Directive 1: Could you transcribe the stretch of the virtual desktop migration passage from "At step 310, a" through "SLA information is obtained."?

At step 240, a decision to migrate the user session is made. The no branch of the decision is executed if the user QoE (step 230) so warrants. Otherwise, the process continues.

At step 250, the user session migration routine is executed.

FIG. 3 depicts one embodiment of the method of FIG. 2.

In general, process 300 performs a constrained mapping of what is needed and/or desired by the customer to what is realizable within the underlying infrastructure (i.e., it is as if the customer can dial-a-migration and the automatic migration system 100 attempts to deliver it).

At step 310, a user requests the creation of a virtual desktop (VD). This step is performed using at least a portion of information 315. In one embodiment, authorization information, authentication information and SLA information is obtained.

At step 320, the management of the VD service determines (by using the IP address of the user) that the user is located in New Jersey. A VD is created in the DC closest to the user, in Virginia on IP address IPv. A service name, such as userA.vd.com (pointing to IPv) is returned to user A. This step is performed using at least a portion of information 325. In one embodiment, the last known DC information is obtained.

At step 330, the relevant files are transferred to the selected DC. In one embodiment, the working file set is transferred. In another embodiment, both the working and non-working file sets are transferred.

At step 340, the user connects to userA.vd.com from New Jersey. The user application and user session are instantiated at the data center. Each application has its own requirement. For example, video has different requirements than audio. In one embodiment, a running copy of the session is kept at another data center.

At step 350, the service resolves the IP address of the user, and realized the user is still in New Jersey. Closest DC is still Virginia. The service returns the IP address IPv of the VD. The user connects to IPv and works. In one embodiment, the user moves from the initial location and illustratively travels to Paris, France. The user connects to userA.vd.com.

Data shown:
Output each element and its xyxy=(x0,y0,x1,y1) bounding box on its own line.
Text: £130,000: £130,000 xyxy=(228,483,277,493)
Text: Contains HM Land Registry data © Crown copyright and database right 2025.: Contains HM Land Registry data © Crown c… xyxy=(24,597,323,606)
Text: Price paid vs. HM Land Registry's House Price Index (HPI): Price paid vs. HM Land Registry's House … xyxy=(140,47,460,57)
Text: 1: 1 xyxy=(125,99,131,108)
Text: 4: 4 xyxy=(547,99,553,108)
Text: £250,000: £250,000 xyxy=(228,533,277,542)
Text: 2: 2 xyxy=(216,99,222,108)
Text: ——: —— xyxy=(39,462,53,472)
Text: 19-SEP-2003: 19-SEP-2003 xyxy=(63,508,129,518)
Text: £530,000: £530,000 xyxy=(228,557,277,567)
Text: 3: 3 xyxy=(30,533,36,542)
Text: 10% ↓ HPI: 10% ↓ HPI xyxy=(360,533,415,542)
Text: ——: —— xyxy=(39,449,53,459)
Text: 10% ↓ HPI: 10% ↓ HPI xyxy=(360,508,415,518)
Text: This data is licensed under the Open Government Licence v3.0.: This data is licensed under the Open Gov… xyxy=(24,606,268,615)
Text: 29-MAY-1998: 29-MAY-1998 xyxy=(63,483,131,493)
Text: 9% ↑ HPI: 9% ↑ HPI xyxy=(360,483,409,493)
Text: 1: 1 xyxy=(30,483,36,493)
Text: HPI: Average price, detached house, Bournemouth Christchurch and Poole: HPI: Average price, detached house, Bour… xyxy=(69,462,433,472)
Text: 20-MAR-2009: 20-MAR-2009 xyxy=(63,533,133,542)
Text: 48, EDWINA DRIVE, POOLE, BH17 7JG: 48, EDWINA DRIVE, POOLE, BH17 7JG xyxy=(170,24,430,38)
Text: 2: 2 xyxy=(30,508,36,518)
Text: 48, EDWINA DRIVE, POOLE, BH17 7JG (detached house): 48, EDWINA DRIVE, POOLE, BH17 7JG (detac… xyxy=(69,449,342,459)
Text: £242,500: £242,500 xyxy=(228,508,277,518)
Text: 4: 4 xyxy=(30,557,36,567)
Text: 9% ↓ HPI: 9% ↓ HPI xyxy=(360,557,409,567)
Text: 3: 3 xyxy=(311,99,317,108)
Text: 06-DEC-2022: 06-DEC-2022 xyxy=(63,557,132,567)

Directive 2: Can you repeat, word for word, the stretch of the entries from their very first line through the line containing "Text: Contains HM", with both of those lines included?

Written reply 1:
At step 310, a user requests the creation of a virtual desktop (VD). This step is performed using at least a portion of information 315. In one embodiment, authorization information, authentication information and SLA information is obtained.

Written reply 2:
Output each element and its xyxy=(x0,y0,x1,y1) bounding box on its own line.
Text: £130,000: £130,000 xyxy=(228,483,277,493)
Text: Contains HM Land Registry data © Crown copyright and database right 2025.: Contains HM Land Registry data © Crown c… xyxy=(24,597,323,606)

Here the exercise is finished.